== Dataset excerpts

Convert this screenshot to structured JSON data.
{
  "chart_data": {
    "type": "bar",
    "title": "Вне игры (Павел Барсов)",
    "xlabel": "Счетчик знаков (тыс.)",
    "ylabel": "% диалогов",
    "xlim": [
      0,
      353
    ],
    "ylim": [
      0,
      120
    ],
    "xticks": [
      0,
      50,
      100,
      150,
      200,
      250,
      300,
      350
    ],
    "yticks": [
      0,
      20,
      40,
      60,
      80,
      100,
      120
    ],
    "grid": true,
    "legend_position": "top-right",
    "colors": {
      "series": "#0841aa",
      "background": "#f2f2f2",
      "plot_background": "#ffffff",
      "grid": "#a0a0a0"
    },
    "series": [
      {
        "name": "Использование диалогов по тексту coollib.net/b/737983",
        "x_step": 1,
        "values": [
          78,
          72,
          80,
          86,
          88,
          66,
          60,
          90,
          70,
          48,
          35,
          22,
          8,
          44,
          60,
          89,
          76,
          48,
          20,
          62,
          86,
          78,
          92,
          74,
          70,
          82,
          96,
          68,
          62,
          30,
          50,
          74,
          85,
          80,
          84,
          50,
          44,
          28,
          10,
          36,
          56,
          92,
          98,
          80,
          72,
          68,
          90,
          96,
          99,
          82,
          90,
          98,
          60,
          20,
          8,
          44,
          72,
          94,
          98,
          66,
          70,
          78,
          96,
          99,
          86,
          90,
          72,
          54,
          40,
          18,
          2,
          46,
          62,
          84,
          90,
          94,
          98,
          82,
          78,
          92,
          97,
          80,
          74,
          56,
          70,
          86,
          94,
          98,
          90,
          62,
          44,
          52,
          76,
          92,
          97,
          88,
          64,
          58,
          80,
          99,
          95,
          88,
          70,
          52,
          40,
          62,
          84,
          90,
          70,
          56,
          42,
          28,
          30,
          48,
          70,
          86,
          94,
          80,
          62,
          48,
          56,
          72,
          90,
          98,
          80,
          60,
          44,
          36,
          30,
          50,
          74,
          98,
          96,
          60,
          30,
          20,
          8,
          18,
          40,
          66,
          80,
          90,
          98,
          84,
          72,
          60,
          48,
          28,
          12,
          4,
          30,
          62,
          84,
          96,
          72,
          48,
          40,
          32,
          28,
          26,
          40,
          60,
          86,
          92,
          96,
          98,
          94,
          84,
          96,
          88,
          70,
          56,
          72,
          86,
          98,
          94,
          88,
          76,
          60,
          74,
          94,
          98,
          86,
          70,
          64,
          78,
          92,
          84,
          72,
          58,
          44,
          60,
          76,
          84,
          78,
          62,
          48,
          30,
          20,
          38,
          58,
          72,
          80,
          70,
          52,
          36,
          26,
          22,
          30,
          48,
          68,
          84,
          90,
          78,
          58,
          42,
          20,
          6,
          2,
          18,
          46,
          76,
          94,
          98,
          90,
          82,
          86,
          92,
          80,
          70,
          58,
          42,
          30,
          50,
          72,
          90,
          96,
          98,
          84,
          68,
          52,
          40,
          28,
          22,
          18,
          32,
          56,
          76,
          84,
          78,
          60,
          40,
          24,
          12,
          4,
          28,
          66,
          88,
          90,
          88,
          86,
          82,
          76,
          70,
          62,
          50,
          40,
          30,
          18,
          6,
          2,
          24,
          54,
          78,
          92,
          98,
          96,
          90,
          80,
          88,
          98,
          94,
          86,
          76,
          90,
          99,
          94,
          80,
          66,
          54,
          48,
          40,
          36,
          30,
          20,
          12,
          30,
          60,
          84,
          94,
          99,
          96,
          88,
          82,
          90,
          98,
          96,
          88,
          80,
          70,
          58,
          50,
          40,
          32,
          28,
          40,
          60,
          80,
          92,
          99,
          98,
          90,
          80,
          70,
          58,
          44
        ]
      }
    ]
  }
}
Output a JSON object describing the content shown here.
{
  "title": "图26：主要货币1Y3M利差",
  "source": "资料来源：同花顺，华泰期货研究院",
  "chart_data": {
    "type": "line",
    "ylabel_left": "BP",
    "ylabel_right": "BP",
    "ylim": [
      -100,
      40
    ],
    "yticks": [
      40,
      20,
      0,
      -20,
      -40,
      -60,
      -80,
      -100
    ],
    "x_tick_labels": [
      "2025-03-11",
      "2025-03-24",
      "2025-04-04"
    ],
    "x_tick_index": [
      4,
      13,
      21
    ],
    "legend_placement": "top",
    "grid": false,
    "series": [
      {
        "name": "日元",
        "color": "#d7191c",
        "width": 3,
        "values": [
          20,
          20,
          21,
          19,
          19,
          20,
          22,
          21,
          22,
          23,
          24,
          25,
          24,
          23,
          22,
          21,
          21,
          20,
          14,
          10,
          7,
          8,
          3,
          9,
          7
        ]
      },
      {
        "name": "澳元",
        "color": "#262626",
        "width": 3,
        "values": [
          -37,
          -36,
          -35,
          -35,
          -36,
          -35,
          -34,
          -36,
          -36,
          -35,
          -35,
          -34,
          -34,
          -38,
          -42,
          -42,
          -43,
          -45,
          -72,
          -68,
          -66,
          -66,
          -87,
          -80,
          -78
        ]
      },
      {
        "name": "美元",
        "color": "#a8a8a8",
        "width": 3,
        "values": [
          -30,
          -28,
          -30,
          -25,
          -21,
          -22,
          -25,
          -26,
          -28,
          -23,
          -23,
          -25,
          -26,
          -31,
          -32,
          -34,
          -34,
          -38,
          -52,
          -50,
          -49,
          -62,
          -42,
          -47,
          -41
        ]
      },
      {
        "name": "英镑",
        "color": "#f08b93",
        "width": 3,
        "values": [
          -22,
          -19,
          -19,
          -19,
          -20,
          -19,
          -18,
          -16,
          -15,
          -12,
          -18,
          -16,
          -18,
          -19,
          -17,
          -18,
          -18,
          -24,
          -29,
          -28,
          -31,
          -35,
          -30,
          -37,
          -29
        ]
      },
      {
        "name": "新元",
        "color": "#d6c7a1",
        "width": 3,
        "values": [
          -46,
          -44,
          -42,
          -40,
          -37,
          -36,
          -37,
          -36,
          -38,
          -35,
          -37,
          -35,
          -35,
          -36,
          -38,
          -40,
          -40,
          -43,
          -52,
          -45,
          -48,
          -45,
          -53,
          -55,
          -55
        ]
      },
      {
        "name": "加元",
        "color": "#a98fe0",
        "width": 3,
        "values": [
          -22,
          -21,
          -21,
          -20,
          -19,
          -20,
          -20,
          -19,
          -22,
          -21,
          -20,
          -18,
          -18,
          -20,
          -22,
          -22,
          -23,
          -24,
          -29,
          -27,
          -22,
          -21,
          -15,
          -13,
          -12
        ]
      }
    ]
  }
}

====

• **Work instructions**: Output all of the material exactly as written.

• **Task output**:
Convert this screenshot to structured JSON data.
{
  "chart_data": {
    "type": "bar",
    "title": "Вне игры (Павел Барсов)",
    "xlabel": "Счетчик знаков (тыс.)",
    "ylabel": "% диалогов",
    "xlim": [
      0,
      353
    ],
    "ylim": [
      0,
      120
    ],
    "xticks": [
      0,
      50,
      100,
      150,
      200,
      250,
      300,
      350
    ],
    "yticks": [
      0,
      20,
      40,
      60,
      80,
      100,
      120
    ],
    "grid": true,
    "legend_position": "top-right",
    "colors": {
      "series": "#0841aa",
      "background": "#f2f2f2",
      "plot_background": "#ffffff",
      "grid": "#a0a0a0"
    },
    "series": [
      {
        "name": "Использование диалогов по тексту coollib.net/b/737983",
        "x_step": 1,
        "values": [
          78,
          72,
          80,
          86,
          88,
          66,
          60,
          90,
          70,
          48,
          35,
          22,
          8,
          44,
          60,
          89,
          76,
          48,
          20,
          62,
          86,
          78,
          92,
          74,
          70,
          82,
          96,
          68,
          62,
          30,
          50,
          74,
          85,
          80,
          84,
          50,
          44,
          28,
          10,
          36,
          56,
          92,
          98,
          80,
          72,
          68,
          90,
          96,
          99,
          82,
          90,
          98,
          60,
          20,
          8,
          44,
          72,
          94,
          98,
          66,
          70,
          78,
          96,
          99,
          86,
          90,
          72,
          54,
          40,
          18,
          2,
          46,
          62,
          84,
          90,
          94,
          98,
          82,
          78,
          92,
          97,
          80,
          74,
          56,
          70,
          86,
          94,
          98,
          90,
          62,
          44,
          52,
          76,
          92,
          97,
          88,
          64,
          58,
          80,
          99,
          95,
          88,
          70,
          52,
          40,
          62,
          84,
          90,
          70,
          56,
          42,
          28,
          30,
          48,
          70,
          86,
          94,
          80,
          62,
          48,
          56,
          72,
          90,
          98,
          80,
          60,
          44,
          36,
          30,
          50,
          74,
          98,
          96,
          60,
          30,
          20,
          8,
          18,
          40,
          66,
          80,
          90,
          98,
          84,
          72,
          60,
          48,
          28,
          12,
          4,
          30,
          62,
          84,
          96,
          72,
          48,
          40,
          32,
          28,
          26,
          40,
          60,
          86,
          92,
          96,
          98,
          94,
          84,
          96,
          88,
          70,
          56,
          72,
          86,
          98,
          94,
          88,
          76,
          60,
          74,
          94,
          98,
          86,
          70,
          64,
          78,
          92,
          84,
          72,
          58,
          44,
          60,
          76,
          84,
          78,
          62,
          48,
          30,
          20,
          38,
          58,
          72,
          80,
          70,
          52,
          36,
          26,
          22,
          30,
          48,
          68,
          84,
          90,
          78,
          58,
          42,
          20,
          6,
          2,
          18,
          46,
          76,
          94,
          98,
          90,
          82,
          86,
          92,
          80,
          70,
          58,
          42,
          30,
          50,
          72,
          90,
          96,
          98,
          84,
          68,
          52,
          40,
          28,
          22,
          18,
          32,
          56,
          76,
          84,
          78,
          60,
          40,
          24,
          12,
          4,
          28,
          66,
          88,
          90,
          88,
          86,
          82,
          76,
          70,
          62,
          50,
          40,
          30,
          18,
          6,
          2,
          24,
          54,
          78,
          92,
          98,
          96,
          90,
          80,
          88,
          98,
          94,
          86,
          76,
          90,
          99,
          94,
          80,
          66,
          54,
          48,
          40,
          36,
          30,
          20,
          12,
          30,
          60,
          84,
          94,
          99,
          96,
          88,
          82,
          90,
          98,
          96,
          88,
          80,
          70,
          58,
          50,
          40,
          32,
          28,
          40,
          60,
          80,
          92,
          99,
          98,
          90,
          80,
          70,
          58,
          44
        ]
      }
    ]
  }
}
Output a JSON object describing the content shown here.
{
  "title": "图26：主要货币1Y3M利差",
  "source": "资料来源：同花顺，华泰期货研究院",
  "chart_data": {
    "type": "line",
    "ylabel_left": "BP",
    "ylabel_right": "BP",
    "ylim": [
      -100,
      40
    ],
    "yticks": [
      40,
      20,
      0,
      -20,
      -40,
      -60,
      -80,
      -100
    ],
    "x_tick_labels": [
      "2025-03-11",
      "2025-03-24",
      "2025-04-04"
    ],
    "x_tick_index": [
      4,
      13,
      21
    ],
    "legend_placement": "top",
    "grid": false,
    "series": [
      {
        "name": "日元",
        "color": "#d7191c",
        "width": 3,
        "values": [
          20,
          20,
          21,
          19,
          19,
          20,
          22,
          21,
          22,
          23,
          24,
          25,
          24,
          23,
          22,
          21,
          21,
          20,
          14,
          10,
          7,
          8,
          3,
          9,
          7
        ]
      },
      {
        "name": "澳元",
        "color": "#262626",
        "width": 3,
        "values": [
          -37,
          -36,
          -35,
          -35,
          -36,
          -35,
          -34,
          -36,
          -36,
          -35,
          -35,
          -34,
          -34,
          -38,
          -42,
          -42,
          -43,
          -45,
          -72,
          -68,
          -66,
          -66,
          -87,
          -80,
          -78
        ]
      },
      {
        "name": "美元",
        "color": "#a8a8a8",
        "width": 3,
        "values": [
          -30,
          -28,
          -30,
          -25,
          -21,
          -22,
          -25,
          -26,
          -28,
          -23,
          -23,
          -25,
          -26,
          -31,
          -32,
          -34,
          -34,
          -38,
          -52,
          -50,
          -49,
          -62,
          -42,
          -47,
          -41
        ]
      },
      {
        "name": "英镑",
        "color": "#f08b93",
        "width": 3,
        "values": [
          -22,
          -19,
          -19,
          -19,
          -20,
          -19,
          -18,
          -16,
          -15,
          -12,
          -18,
          -16,
          -18,
          -19,
          -17,
          -18,
          -18,
          -24,
          -29,
          -28,
          -31,
          -35,
          -30,
          -37,
          -29
        ]
      },
      {
        "name": "新元",
        "color": "#d6c7a1",
        "width": 3,
        "values": [
          -46,
          -44,
          -42,
          -40,
          -37,
          -36,
          -37,
          -36,
          -38,
          -35,
          -37,
          -35,
          -35,
          -36,
          -38,
          -40,
          -40,
          -43,
          -52,
          -45,
          -48,
          -45,
          -53,
          -55,
          -55
        ]
      },
      {
        "name": "加元",
        "color": "#a98fe0",
        "width": 3,
        "values": [
          -22,
          -21,
          -21,
          -20,
          -19,
          -20,
          -20,
          -19,
          -22,
          -21,
          -20,
          -18,
          -18,
          -20,
          -22,
          -22,
          -23,
          -24,
          -29,
          -27,
          -22,
          -21,
          -15,
          -13,
          -12
        ]
      }
    ]
  }
}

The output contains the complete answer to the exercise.